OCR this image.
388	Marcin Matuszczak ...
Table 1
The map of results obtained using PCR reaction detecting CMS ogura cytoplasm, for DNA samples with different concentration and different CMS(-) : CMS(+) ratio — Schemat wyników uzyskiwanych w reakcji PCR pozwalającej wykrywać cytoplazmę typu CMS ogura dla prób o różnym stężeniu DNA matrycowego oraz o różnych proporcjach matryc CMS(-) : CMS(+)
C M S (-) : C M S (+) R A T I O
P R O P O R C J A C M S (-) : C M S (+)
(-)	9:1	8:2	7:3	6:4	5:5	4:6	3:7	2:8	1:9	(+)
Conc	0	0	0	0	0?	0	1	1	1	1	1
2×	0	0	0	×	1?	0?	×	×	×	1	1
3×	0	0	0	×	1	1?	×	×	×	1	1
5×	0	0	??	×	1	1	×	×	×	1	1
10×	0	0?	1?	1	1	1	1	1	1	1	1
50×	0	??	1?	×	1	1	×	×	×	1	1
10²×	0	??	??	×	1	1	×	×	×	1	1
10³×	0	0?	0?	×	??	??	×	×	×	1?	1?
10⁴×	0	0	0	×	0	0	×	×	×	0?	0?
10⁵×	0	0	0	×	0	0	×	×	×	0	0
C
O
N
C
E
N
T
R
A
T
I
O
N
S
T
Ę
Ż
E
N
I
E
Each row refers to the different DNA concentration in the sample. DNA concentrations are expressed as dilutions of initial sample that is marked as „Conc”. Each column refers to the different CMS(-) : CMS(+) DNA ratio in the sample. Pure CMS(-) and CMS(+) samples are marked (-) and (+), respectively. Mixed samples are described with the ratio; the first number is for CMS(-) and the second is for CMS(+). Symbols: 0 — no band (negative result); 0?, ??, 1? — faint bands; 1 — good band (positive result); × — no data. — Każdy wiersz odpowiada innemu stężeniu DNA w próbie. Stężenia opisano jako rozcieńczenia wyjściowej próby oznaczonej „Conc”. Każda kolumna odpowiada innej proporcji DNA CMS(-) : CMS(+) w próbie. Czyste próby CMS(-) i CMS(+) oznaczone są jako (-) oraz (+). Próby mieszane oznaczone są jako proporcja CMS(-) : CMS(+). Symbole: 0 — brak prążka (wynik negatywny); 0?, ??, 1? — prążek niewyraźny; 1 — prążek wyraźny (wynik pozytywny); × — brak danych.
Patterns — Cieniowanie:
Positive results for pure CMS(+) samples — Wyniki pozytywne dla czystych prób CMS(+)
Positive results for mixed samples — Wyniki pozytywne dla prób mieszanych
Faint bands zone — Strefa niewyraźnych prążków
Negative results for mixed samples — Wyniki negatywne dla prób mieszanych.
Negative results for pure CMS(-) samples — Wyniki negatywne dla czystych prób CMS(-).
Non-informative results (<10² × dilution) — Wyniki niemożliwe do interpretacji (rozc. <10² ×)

---

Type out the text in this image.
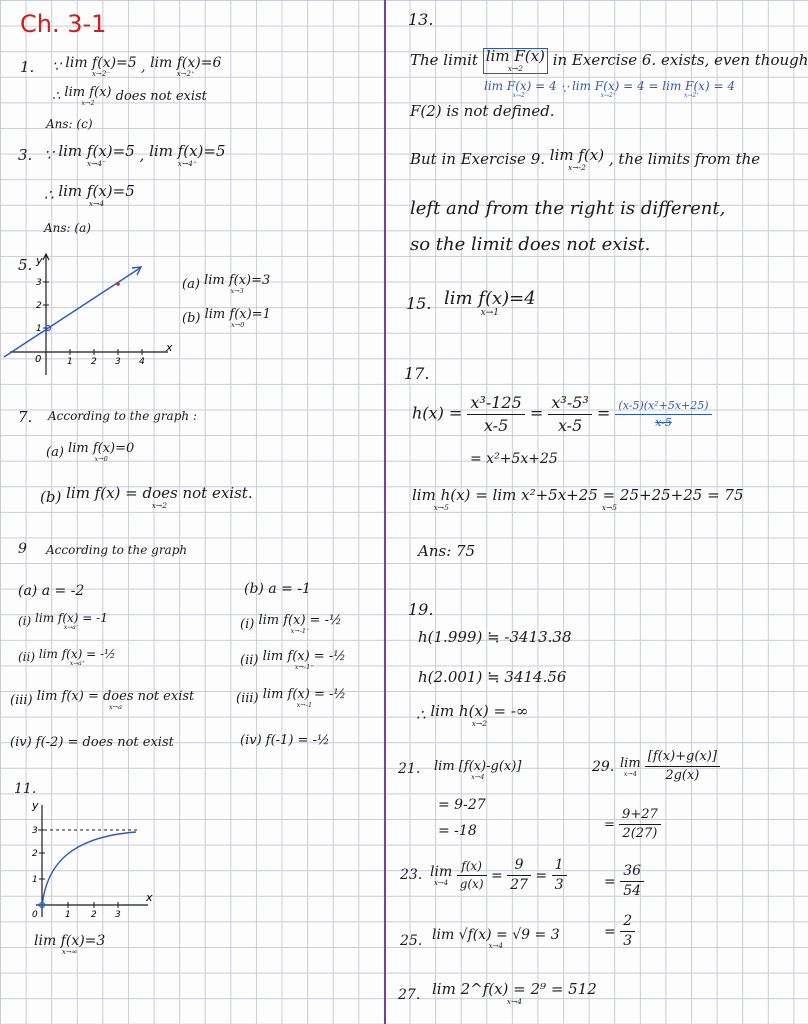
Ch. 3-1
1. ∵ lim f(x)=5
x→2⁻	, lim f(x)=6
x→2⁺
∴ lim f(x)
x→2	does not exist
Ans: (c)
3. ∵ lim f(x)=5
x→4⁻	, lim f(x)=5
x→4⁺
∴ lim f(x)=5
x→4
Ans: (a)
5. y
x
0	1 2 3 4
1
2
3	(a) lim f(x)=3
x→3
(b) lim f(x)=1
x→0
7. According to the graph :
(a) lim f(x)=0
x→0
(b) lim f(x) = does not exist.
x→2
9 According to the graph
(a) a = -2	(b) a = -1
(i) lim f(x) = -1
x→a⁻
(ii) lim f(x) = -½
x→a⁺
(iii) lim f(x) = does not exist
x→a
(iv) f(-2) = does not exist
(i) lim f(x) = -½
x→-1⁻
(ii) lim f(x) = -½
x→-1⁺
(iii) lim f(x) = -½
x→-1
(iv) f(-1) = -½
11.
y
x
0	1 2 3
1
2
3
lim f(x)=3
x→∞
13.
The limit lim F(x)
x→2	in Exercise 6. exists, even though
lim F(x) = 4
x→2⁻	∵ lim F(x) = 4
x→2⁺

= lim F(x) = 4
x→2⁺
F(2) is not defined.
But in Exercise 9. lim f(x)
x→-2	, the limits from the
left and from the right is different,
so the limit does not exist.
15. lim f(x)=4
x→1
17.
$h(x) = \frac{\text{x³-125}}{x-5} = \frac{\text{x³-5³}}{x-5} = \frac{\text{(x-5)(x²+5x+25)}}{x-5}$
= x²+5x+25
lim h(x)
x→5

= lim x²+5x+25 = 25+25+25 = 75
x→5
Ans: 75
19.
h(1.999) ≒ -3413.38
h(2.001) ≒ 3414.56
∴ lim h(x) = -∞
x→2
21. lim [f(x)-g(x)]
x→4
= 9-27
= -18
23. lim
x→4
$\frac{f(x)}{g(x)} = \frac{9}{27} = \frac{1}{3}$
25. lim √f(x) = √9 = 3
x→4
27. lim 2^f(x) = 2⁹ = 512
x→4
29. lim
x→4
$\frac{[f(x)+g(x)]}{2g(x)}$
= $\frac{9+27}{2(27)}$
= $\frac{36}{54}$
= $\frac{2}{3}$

*What to produce*: Pull out the lines above in which the word "negatywne" appears.

*Response for this exercise*:
Negative results for mixed samples — Wyniki negatywne dla prób mieszanych.
Negative results for pure CMS(-) samples — Wyniki negatywne dla czystych prób CMS(-).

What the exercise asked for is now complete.